--- Start ---
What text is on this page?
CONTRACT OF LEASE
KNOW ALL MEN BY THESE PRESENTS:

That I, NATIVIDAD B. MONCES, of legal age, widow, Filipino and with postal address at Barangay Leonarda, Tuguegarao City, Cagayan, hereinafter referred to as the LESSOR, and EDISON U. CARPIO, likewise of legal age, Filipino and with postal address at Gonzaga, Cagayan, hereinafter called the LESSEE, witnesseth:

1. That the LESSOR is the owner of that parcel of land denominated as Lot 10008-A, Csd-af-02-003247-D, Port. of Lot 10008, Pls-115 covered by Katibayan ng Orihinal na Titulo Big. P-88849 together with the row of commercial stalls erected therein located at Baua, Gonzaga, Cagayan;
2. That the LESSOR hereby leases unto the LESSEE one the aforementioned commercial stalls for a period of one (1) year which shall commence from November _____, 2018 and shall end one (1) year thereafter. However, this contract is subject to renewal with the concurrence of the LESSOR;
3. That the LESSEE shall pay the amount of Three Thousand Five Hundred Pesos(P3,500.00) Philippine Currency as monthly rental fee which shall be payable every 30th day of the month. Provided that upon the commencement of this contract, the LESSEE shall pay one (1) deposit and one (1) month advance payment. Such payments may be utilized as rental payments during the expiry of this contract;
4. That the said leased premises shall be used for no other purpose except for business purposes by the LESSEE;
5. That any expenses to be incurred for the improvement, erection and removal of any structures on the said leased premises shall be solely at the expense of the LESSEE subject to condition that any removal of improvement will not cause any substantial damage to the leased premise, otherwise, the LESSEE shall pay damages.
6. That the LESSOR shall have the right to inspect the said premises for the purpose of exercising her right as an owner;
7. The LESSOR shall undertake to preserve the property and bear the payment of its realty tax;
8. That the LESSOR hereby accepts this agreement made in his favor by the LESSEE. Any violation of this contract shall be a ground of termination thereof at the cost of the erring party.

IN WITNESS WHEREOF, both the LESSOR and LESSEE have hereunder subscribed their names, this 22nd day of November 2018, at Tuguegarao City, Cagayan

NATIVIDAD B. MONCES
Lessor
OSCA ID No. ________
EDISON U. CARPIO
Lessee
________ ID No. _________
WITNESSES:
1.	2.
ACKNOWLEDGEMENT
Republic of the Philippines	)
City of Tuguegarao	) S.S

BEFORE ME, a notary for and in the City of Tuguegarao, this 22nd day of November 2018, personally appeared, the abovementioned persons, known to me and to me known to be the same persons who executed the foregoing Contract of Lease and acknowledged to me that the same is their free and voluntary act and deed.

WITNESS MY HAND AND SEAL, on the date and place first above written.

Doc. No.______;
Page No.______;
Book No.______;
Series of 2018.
--- End ---
--- Start ---
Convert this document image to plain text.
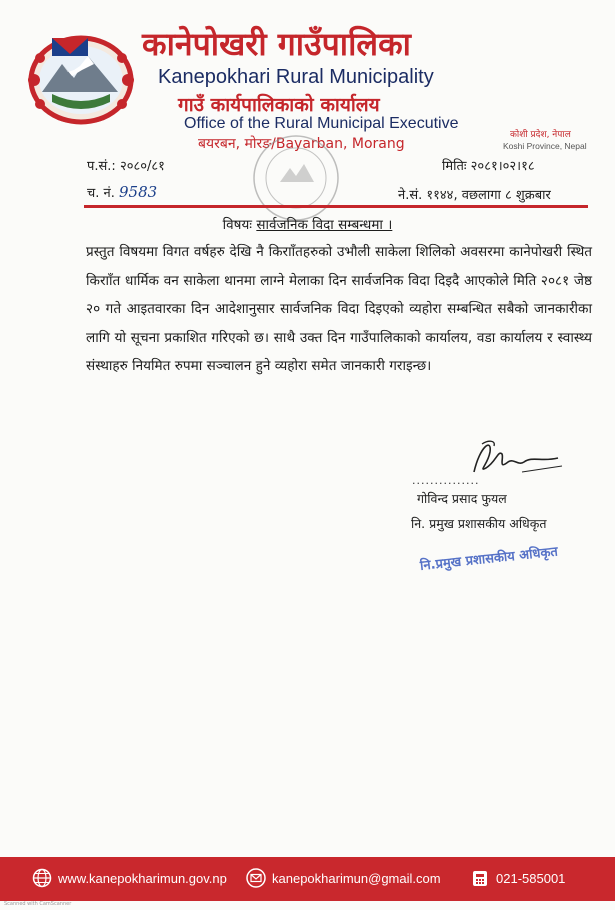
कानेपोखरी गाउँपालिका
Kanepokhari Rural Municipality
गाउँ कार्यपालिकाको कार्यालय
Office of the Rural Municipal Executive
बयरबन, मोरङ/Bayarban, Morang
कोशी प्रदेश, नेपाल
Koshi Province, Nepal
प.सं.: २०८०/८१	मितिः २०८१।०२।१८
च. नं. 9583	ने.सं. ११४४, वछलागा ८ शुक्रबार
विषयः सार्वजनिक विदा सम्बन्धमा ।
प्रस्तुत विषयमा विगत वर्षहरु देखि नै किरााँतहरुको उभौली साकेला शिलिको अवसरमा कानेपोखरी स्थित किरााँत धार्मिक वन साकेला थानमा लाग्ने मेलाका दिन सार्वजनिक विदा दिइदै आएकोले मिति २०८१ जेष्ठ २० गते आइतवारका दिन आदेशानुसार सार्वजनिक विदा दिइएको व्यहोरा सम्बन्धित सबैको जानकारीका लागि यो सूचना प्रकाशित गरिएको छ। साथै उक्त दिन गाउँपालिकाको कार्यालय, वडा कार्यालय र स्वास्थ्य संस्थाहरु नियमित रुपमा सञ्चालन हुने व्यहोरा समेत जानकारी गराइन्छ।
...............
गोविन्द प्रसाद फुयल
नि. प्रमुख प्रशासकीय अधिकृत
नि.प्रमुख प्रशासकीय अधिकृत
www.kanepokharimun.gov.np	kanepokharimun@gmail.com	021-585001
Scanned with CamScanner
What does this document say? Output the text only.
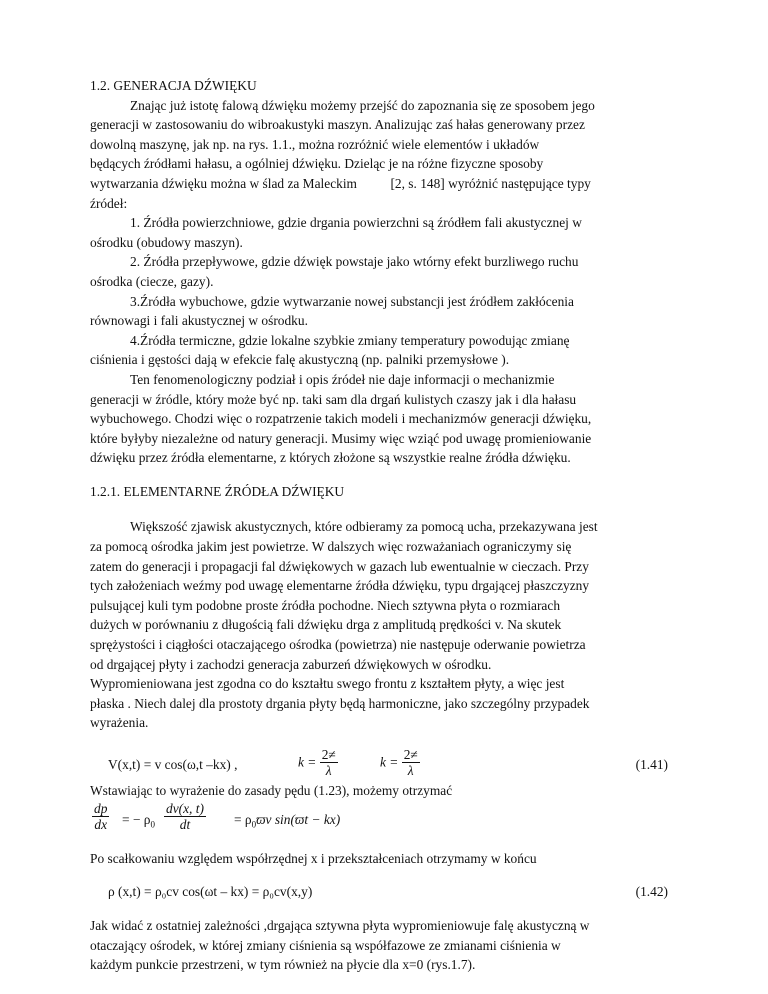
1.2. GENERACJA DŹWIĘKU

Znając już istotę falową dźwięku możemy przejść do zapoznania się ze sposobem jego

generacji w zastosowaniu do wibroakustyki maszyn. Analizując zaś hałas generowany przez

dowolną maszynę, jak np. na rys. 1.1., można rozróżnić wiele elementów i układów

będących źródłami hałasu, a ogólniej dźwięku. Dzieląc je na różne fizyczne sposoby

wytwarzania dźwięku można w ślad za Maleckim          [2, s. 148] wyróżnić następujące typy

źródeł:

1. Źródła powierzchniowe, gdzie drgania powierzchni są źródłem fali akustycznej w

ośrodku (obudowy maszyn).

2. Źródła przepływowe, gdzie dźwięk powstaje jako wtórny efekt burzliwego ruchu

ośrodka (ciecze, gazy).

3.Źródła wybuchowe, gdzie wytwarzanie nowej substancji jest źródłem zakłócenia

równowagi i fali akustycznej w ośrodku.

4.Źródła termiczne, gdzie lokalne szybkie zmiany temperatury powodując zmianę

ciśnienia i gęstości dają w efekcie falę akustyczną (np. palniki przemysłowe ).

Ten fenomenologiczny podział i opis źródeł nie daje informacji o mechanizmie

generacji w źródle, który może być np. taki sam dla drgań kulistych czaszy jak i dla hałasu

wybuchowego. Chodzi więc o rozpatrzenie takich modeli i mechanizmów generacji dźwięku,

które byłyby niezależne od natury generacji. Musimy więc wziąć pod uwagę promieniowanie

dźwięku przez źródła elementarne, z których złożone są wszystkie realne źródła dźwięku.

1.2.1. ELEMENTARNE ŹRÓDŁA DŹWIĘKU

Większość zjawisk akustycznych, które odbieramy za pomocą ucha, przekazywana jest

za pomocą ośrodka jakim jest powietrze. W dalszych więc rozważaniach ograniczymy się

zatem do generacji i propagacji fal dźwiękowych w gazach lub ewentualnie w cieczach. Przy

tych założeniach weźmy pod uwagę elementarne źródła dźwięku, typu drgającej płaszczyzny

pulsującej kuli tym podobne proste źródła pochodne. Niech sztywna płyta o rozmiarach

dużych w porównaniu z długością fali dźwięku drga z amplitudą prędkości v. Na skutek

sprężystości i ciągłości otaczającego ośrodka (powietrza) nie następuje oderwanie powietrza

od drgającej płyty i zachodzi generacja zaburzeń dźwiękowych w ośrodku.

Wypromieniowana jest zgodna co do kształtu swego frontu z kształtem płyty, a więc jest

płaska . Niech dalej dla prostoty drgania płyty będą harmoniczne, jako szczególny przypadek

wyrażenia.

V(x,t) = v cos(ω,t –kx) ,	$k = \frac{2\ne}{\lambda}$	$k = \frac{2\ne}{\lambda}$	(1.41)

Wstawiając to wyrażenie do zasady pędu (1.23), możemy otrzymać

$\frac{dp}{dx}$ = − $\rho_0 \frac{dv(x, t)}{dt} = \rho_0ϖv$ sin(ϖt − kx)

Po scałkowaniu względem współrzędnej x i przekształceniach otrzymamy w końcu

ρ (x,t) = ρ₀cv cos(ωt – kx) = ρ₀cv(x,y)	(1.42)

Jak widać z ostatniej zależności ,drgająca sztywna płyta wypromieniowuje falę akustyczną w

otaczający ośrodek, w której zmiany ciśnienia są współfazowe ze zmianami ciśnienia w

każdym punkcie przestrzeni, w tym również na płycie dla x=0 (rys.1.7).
--- End ---
■ **Task directions**:
Find every line containing the word "możemy", then give the total and nothing more.

■ **Correct response**:
2